_Short task_.
Read the records below. Copy each line where the string "годам" occurs.

_Information provided_.

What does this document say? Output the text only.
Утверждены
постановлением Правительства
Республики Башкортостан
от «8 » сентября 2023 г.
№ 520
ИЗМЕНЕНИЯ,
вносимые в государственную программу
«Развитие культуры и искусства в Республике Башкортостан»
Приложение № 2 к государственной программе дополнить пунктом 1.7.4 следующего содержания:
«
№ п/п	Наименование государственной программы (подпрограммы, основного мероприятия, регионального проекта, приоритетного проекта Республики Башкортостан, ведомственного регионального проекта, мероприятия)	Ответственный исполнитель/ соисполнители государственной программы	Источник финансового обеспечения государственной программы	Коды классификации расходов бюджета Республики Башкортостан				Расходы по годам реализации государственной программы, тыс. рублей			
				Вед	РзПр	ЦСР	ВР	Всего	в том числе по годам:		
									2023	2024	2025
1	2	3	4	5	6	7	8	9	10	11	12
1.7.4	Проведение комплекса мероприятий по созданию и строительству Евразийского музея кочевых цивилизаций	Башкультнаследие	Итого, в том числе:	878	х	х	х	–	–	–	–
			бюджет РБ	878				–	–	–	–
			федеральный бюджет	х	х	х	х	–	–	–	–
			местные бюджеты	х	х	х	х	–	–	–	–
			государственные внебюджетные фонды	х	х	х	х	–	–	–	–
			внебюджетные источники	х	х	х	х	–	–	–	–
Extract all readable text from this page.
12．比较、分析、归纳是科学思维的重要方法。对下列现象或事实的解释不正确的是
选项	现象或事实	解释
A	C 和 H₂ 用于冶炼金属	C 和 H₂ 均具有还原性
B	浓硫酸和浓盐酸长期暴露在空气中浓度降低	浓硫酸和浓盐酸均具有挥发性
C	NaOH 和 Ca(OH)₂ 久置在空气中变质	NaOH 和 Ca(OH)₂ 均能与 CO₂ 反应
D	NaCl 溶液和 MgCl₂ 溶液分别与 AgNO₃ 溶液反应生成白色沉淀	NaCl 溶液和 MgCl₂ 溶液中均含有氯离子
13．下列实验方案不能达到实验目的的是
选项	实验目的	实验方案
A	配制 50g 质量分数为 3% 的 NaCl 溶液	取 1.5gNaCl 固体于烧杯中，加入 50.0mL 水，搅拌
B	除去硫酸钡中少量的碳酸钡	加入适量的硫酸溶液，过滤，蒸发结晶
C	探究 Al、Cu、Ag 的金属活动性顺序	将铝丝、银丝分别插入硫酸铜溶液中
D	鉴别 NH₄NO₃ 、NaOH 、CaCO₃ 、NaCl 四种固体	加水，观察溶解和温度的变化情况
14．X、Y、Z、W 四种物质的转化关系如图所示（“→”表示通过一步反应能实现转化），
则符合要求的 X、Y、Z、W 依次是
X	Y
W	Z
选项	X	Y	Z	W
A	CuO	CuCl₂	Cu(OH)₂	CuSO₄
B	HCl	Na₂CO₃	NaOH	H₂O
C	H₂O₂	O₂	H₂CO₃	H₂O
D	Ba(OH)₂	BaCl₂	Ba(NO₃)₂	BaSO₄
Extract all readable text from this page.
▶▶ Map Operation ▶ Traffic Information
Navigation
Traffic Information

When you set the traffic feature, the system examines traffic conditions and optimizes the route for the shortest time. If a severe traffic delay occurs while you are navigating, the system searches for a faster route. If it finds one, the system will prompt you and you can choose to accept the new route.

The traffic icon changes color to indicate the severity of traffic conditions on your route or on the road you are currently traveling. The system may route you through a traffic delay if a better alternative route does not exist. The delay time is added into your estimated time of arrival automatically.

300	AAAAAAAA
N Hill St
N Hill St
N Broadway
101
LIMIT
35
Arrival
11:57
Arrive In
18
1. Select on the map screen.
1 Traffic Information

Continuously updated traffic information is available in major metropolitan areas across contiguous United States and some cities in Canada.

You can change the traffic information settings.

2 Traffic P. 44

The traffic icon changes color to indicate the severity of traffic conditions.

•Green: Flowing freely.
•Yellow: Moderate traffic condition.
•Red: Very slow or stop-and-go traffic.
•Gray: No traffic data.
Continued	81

_Result of the task_.
№ п/п	Наименование государственной программы (подпрограммы, основного мероприятия, регионального проекта, приоритетного проекта Республики Башкортостан, ведомственного регионального проекта, мероприятия)	Ответственный исполнитель/ соисполнители государственной программы	Источник финансового обеспечения государственной программы	Коды классификации расходов бюджета Республики Башкортостан				Расходы по годам реализации государственной программы, тыс. рублей			
				Вед	РзПр	ЦСР	ВР	Всего	в том числе по годам:		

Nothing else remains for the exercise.